(Records about charts and figures)
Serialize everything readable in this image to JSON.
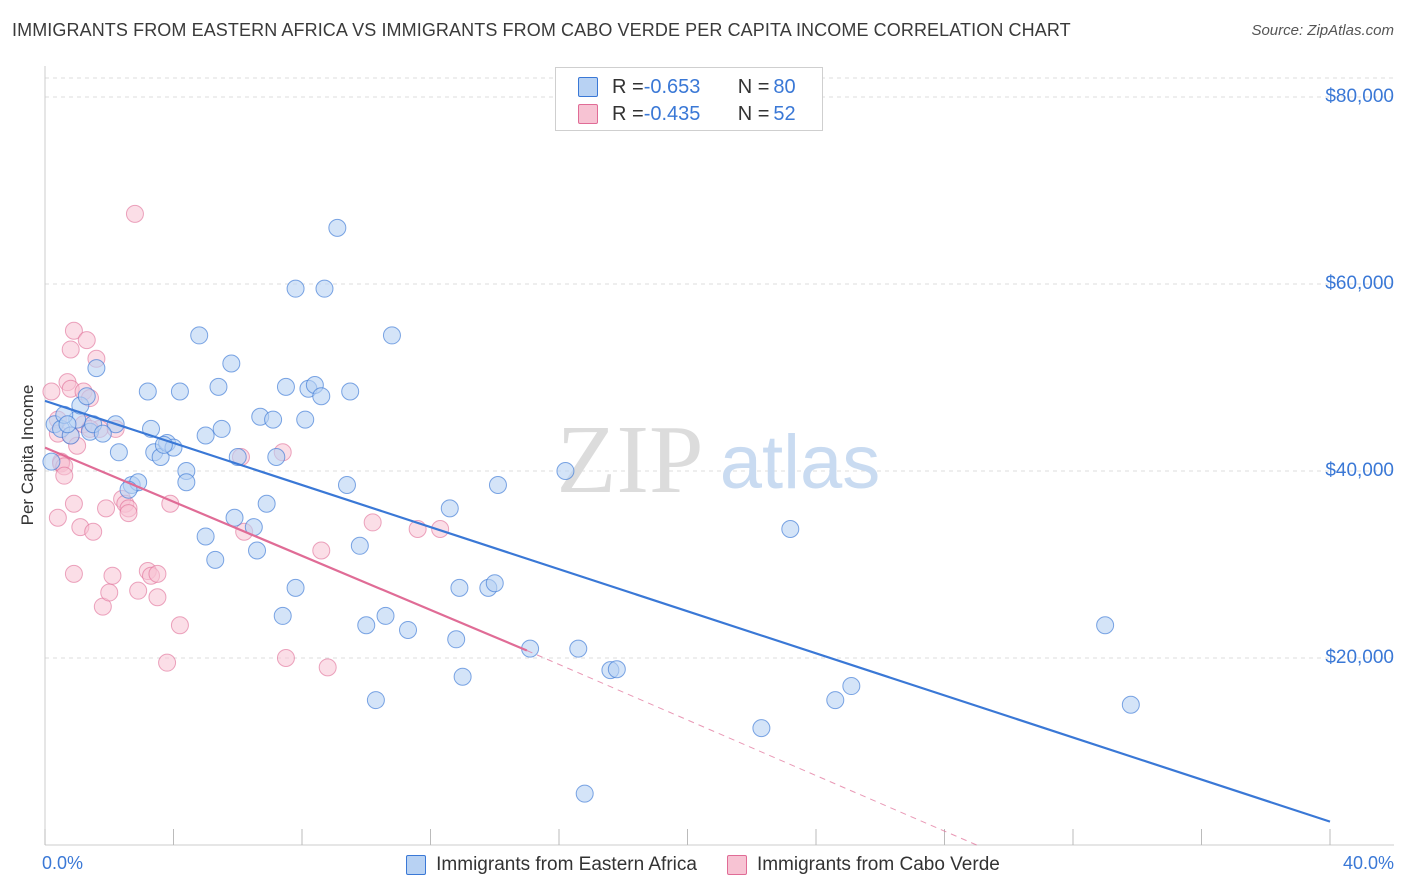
{
  "title": "IMMIGRANTS FROM EASTERN AFRICA VS IMMIGRANTS FROM CABO VERDE PER CAPITA INCOME CORRELATION CHART",
  "source": "Source: ZipAtlas.com",
  "watermark": {
    "zip": "ZIP",
    "atlas": "atlas"
  },
  "colors": {
    "blue": "#3a78d6",
    "blue_fill": "#b8d2f3",
    "pink": "#e06c96",
    "pink_fill": "#f7c3d3"
  },
  "legend": {
    "rows": [
      {
        "r_label": "R = ",
        "r_value": "-0.653",
        "n_label": "N = ",
        "n_value": "80"
      },
      {
        "r_label": "R = ",
        "r_value": "-0.435",
        "n_label": "N = ",
        "n_value": "52"
      }
    ]
  },
  "chart_data": {
    "type": "scatter",
    "title": "IMMIGRANTS FROM EASTERN AFRICA VS IMMIGRANTS FROM CABO VERDE PER CAPITA INCOME CORRELATION CHART",
    "xlabel": "",
    "ylabel": "Per Capita Income",
    "xlim": [
      0,
      40
    ],
    "ylim": [
      0,
      80000
    ],
    "x_tick_labels": [
      "0.0%",
      "40.0%"
    ],
    "y_ticks": [
      20000,
      40000,
      60000,
      80000
    ],
    "y_tick_labels": [
      "$20,000",
      "$40,000",
      "$60,000",
      "$80,000"
    ],
    "grid": true,
    "series": [
      {
        "name": "Immigrants from Eastern Africa",
        "color": "#3a78d6",
        "r": -0.653,
        "n": 80,
        "trend": {
          "x0": 0,
          "y0": 47500,
          "x1": 40,
          "y1": 2500
        },
        "points": [
          [
            0.3,
            45000
          ],
          [
            0.5,
            44500
          ],
          [
            0.8,
            43800
          ],
          [
            1.0,
            45500
          ],
          [
            0.6,
            46000
          ],
          [
            1.1,
            47000
          ],
          [
            1.4,
            44200
          ],
          [
            1.5,
            45000
          ],
          [
            1.3,
            48000
          ],
          [
            1.6,
            51000
          ],
          [
            2.2,
            45000
          ],
          [
            2.3,
            42000
          ],
          [
            2.7,
            38500
          ],
          [
            2.9,
            38800
          ],
          [
            3.2,
            48500
          ],
          [
            3.3,
            44500
          ],
          [
            3.4,
            42000
          ],
          [
            3.6,
            41500
          ],
          [
            3.8,
            43000
          ],
          [
            4.0,
            42500
          ],
          [
            4.2,
            48500
          ],
          [
            4.4,
            40000
          ],
          [
            4.4,
            38800
          ],
          [
            4.8,
            54500
          ],
          [
            5.0,
            43800
          ],
          [
            5.0,
            33000
          ],
          [
            5.3,
            30500
          ],
          [
            5.4,
            49000
          ],
          [
            5.5,
            44500
          ],
          [
            5.8,
            51500
          ],
          [
            5.9,
            35000
          ],
          [
            6.0,
            41500
          ],
          [
            6.5,
            34000
          ],
          [
            6.6,
            31500
          ],
          [
            6.7,
            45800
          ],
          [
            6.9,
            36500
          ],
          [
            7.1,
            45500
          ],
          [
            7.2,
            41500
          ],
          [
            7.4,
            24500
          ],
          [
            7.5,
            49000
          ],
          [
            7.8,
            27500
          ],
          [
            7.8,
            59500
          ],
          [
            8.1,
            45500
          ],
          [
            8.2,
            48800
          ],
          [
            8.4,
            49200
          ],
          [
            8.6,
            48000
          ],
          [
            8.7,
            59500
          ],
          [
            9.1,
            66000
          ],
          [
            9.4,
            38500
          ],
          [
            9.5,
            48500
          ],
          [
            9.8,
            32000
          ],
          [
            10.0,
            23500
          ],
          [
            10.3,
            15500
          ],
          [
            10.6,
            24500
          ],
          [
            10.8,
            54500
          ],
          [
            11.3,
            23000
          ],
          [
            12.6,
            36000
          ],
          [
            12.8,
            22000
          ],
          [
            12.9,
            27500
          ],
          [
            13.0,
            18000
          ],
          [
            13.8,
            27500
          ],
          [
            14.0,
            28000
          ],
          [
            14.1,
            38500
          ],
          [
            15.1,
            21000
          ],
          [
            16.2,
            40000
          ],
          [
            16.6,
            21000
          ],
          [
            16.8,
            5500
          ],
          [
            17.6,
            18700
          ],
          [
            17.8,
            18800
          ],
          [
            22.3,
            12500
          ],
          [
            23.2,
            33800
          ],
          [
            24.6,
            15500
          ],
          [
            25.1,
            17000
          ],
          [
            33.0,
            23500
          ],
          [
            33.8,
            15000
          ],
          [
            0.2,
            41000
          ],
          [
            0.7,
            45000
          ],
          [
            1.8,
            44000
          ],
          [
            2.6,
            38000
          ],
          [
            3.7,
            42800
          ]
        ]
      },
      {
        "name": "Immigrants from Cabo Verde",
        "color": "#e06c96",
        "r": -0.435,
        "n": 52,
        "trend": {
          "x0": 0,
          "y0": 42500,
          "x1": 15.0,
          "y1": 20800
        },
        "trend_dashed_extension": {
          "x0": 15.0,
          "y0": 20800,
          "x1": 29.0,
          "y1": 0
        },
        "points": [
          [
            0.2,
            48500
          ],
          [
            0.4,
            45500
          ],
          [
            0.4,
            44000
          ],
          [
            0.5,
            41000
          ],
          [
            0.5,
            40800
          ],
          [
            0.6,
            40500
          ],
          [
            0.4,
            35000
          ],
          [
            0.6,
            39500
          ],
          [
            0.7,
            49500
          ],
          [
            0.8,
            48800
          ],
          [
            0.8,
            43800
          ],
          [
            0.8,
            53000
          ],
          [
            0.9,
            55000
          ],
          [
            0.9,
            36500
          ],
          [
            0.9,
            29000
          ],
          [
            1.0,
            42700
          ],
          [
            1.1,
            34000
          ],
          [
            1.2,
            48500
          ],
          [
            1.2,
            45000
          ],
          [
            1.3,
            54000
          ],
          [
            1.4,
            47800
          ],
          [
            1.5,
            33500
          ],
          [
            1.6,
            52000
          ],
          [
            1.7,
            44500
          ],
          [
            1.8,
            25500
          ],
          [
            1.9,
            36000
          ],
          [
            2.0,
            27000
          ],
          [
            2.1,
            28800
          ],
          [
            2.2,
            44500
          ],
          [
            2.4,
            37000
          ],
          [
            2.5,
            36500
          ],
          [
            2.6,
            36000
          ],
          [
            2.6,
            35500
          ],
          [
            2.8,
            67500
          ],
          [
            2.9,
            27200
          ],
          [
            3.2,
            29300
          ],
          [
            3.3,
            28800
          ],
          [
            3.5,
            26500
          ],
          [
            3.5,
            29000
          ],
          [
            3.8,
            19500
          ],
          [
            3.9,
            36500
          ],
          [
            4.2,
            23500
          ],
          [
            6.1,
            41500
          ],
          [
            6.2,
            33500
          ],
          [
            7.4,
            42000
          ],
          [
            7.5,
            20000
          ],
          [
            8.6,
            31500
          ],
          [
            8.8,
            19000
          ],
          [
            10.2,
            34500
          ],
          [
            11.6,
            33800
          ],
          [
            12.3,
            33800
          ],
          [
            1.4,
            44500
          ]
        ]
      }
    ]
  },
  "bottom_legend": [
    {
      "label": "Immigrants from Eastern Africa"
    },
    {
      "label": "Immigrants from Cabo Verde"
    }
  ]
}
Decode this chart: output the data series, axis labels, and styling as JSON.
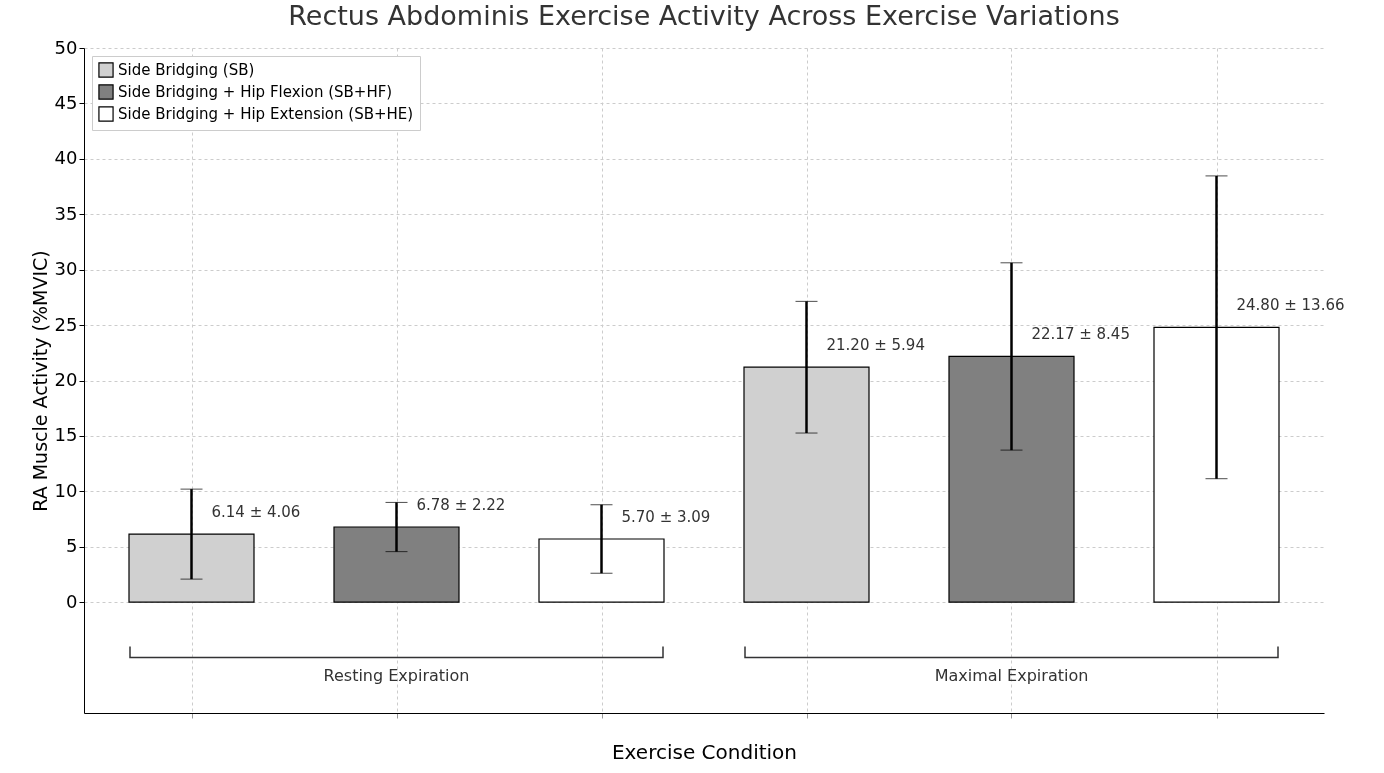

# WRITTEN REQUEST
Retype each line of the listing above word for word. Exclude the pictures.

# IN RESPONSE
Serialize everything readable in this image to JSON.
{
  "title": "IMMIGRANTS FROM EASTERN AFRICA VS IMMIGRANTS FROM CABO VERDE PER CAPITA INCOME CORRELATION CHART",
  "source": "Source: ZipAtlas.com",
  "watermark": {
    "zip": "ZIP",
    "atlas": "atlas"
  },
  "colors": {
    "blue": "#3a78d6",
    "blue_fill": "#b8d2f3",
    "pink": "#e06c96",
    "pink_fill": "#f7c3d3"
  },
  "legend": {
    "rows": [
      {
        "r_label": "R = ",
        "r_value": "-0.653",
        "n_label": "N = ",
        "n_value": "80"
      },
      {
        "r_label": "R = ",
        "r_value": "-0.435",
        "n_label": "N = ",
        "n_value": "52"
      }
    ]
  },
  "chart_data": {
    "type": "scatter",
    "title": "IMMIGRANTS FROM EASTERN AFRICA VS IMMIGRANTS FROM CABO VERDE PER CAPITA INCOME CORRELATION CHART",
    "xlabel": "",
    "ylabel": "Per Capita Income",
    "xlim": [
      0,
      40
    ],
    "ylim": [
      0,
      80000
    ],
    "x_tick_labels": [
      "0.0%",
      "40.0%"
    ],
    "y_ticks": [
      20000,
      40000,
      60000,
      80000
    ],
    "y_tick_labels": [
      "$20,000",
      "$40,000",
      "$60,000",
      "$80,000"
    ],
    "grid": true,
    "series": [
      {
        "name": "Immigrants from Eastern Africa",
        "color": "#3a78d6",
        "r": -0.653,
        "n": 80,
        "trend": {
          "x0": 0,
          "y0": 47500,
          "x1": 40,
          "y1": 2500
        },
        "points": [
          [
            0.3,
            45000
          ],
          [
            0.5,
            44500
          ],
          [
            0.8,
            43800
          ],
          [
            1.0,
            45500
          ],
          [
            0.6,
            46000
          ],
          [
            1.1,
            47000
          ],
          [
            1.4,
            44200
          ],
          [
            1.5,
            45000
          ],
          [
            1.3,
            48000
          ],
          [
            1.6,
            51000
          ],
          [
            2.2,
            45000
          ],
          [
            2.3,
            42000
          ],
          [
            2.7,
            38500
          ],
          [
            2.9,
            38800
          ],
          [
            3.2,
            48500
          ],
          [
            3.3,
            44500
          ],
          [
            3.4,
            42000
          ],
          [
            3.6,
            41500
          ],
          [
            3.8,
            43000
          ],
          [
            4.0,
            42500
          ],
          [
            4.2,
            48500
          ],
          [
            4.4,
            40000
          ],
          [
            4.4,
            38800
          ],
          [
            4.8,
            54500
          ],
          [
            5.0,
            43800
          ],
          [
            5.0,
            33000
          ],
          [
            5.3,
            30500
          ],
          [
            5.4,
            49000
          ],
          [
            5.5,
            44500
          ],
          [
            5.8,
            51500
          ],
          [
            5.9,
            35000
          ],
          [
            6.0,
            41500
          ],
          [
            6.5,
            34000
          ],
          [
            6.6,
            31500
          ],
          [
            6.7,
            45800
          ],
          [
            6.9,
            36500
          ],
          [
            7.1,
            45500
          ],
          [
            7.2,
            41500
          ],
          [
            7.4,
            24500
          ],
          [
            7.5,
            49000
          ],
          [
            7.8,
            27500
          ],
          [
            7.8,
            59500
          ],
          [
            8.1,
            45500
          ],
          [
            8.2,
            48800
          ],
          [
            8.4,
            49200
          ],
          [
            8.6,
            48000
          ],
          [
            8.7,
            59500
          ],
          [
            9.1,
            66000
          ],
          [
            9.4,
            38500
          ],
          [
            9.5,
            48500
          ],
          [
            9.8,
            32000
          ],
          [
            10.0,
            23500
          ],
          [
            10.3,
            15500
          ],
          [
            10.6,
            24500
          ],
          [
            10.8,
            54500
          ],
          [
            11.3,
            23000
          ],
          [
            12.6,
            36000
          ],
          [
            12.8,
            22000
          ],
          [
            12.9,
            27500
          ],
          [
            13.0,
            18000
          ],
          [
            13.8,
            27500
          ],
          [
            14.0,
            28000
          ],
          [
            14.1,
            38500
          ],
          [
            15.1,
            21000
          ],
          [
            16.2,
            40000
          ],
          [
            16.6,
            21000
          ],
          [
            16.8,
            5500
          ],
          [
            17.6,
            18700
          ],
          [
            17.8,
            18800
          ],
          [
            22.3,
            12500
          ],
          [
            23.2,
            33800
          ],
          [
            24.6,
            15500
          ],
          [
            25.1,
            17000
          ],
          [
            33.0,
            23500
          ],
          [
            33.8,
            15000
          ],
          [
            0.2,
            41000
          ],
          [
            0.7,
            45000
          ],
          [
            1.8,
            44000
          ],
          [
            2.6,
            38000
          ],
          [
            3.7,
            42800
          ]
        ]
      },
      {
        "name": "Immigrants from Cabo Verde",
        "color": "#e06c96",
        "r": -0.435,
        "n": 52,
        "trend": {
          "x0": 0,
          "y0": 42500,
          "x1": 15.0,
          "y1": 20800
        },
        "trend_dashed_extension": {
          "x0": 15.0,
          "y0": 20800,
          "x1": 29.0,
          "y1": 0
        },
        "points": [
          [
            0.2,
            48500
          ],
          [
            0.4,
            45500
          ],
          [
            0.4,
            44000
          ],
          [
            0.5,
            41000
          ],
          [
            0.5,
            40800
          ],
          [
            0.6,
            40500
          ],
          [
            0.4,
            35000
          ],
          [
            0.6,
            39500
          ],
          [
            0.7,
            49500
          ],
          [
            0.8,
            48800
          ],
          [
            0.8,
            43800
          ],
          [
            0.8,
            53000
          ],
          [
            0.9,
            55000
          ],
          [
            0.9,
            36500
          ],
          [
            0.9,
            29000
          ],
          [
            1.0,
            42700
          ],
          [
            1.1,
            34000
          ],
          [
            1.2,
            48500
          ],
          [
            1.2,
            45000
          ],
          [
            1.3,
            54000
          ],
          [
            1.4,
            47800
          ],
          [
            1.5,
            33500
          ],
          [
            1.6,
            52000
          ],
          [
            1.7,
            44500
          ],
          [
            1.8,
            25500
          ],
          [
            1.9,
            36000
          ],
          [
            2.0,
            27000
          ],
          [
            2.1,
            28800
          ],
          [
            2.2,
            44500
          ],
          [
            2.4,
            37000
          ],
          [
            2.5,
            36500
          ],
          [
            2.6,
            36000
          ],
          [
            2.6,
            35500
          ],
          [
            2.8,
            67500
          ],
          [
            2.9,
            27200
          ],
          [
            3.2,
            29300
          ],
          [
            3.3,
            28800
          ],
          [
            3.5,
            26500
          ],
          [
            3.5,
            29000
          ],
          [
            3.8,
            19500
          ],
          [
            3.9,
            36500
          ],
          [
            4.2,
            23500
          ],
          [
            6.1,
            41500
          ],
          [
            6.2,
            33500
          ],
          [
            7.4,
            42000
          ],
          [
            7.5,
            20000
          ],
          [
            8.6,
            31500
          ],
          [
            8.8,
            19000
          ],
          [
            10.2,
            34500
          ],
          [
            11.6,
            33800
          ],
          [
            12.3,
            33800
          ],
          [
            1.4,
            44500
          ]
        ]
      }
    ]
  },
  "bottom_legend": [
    {
      "label": "Immigrants from Eastern Africa"
    },
    {
      "label": "Immigrants from Cabo Verde"
    }
  ]
}
Decode this chart: output the data series, axis labels, and styling as JSON.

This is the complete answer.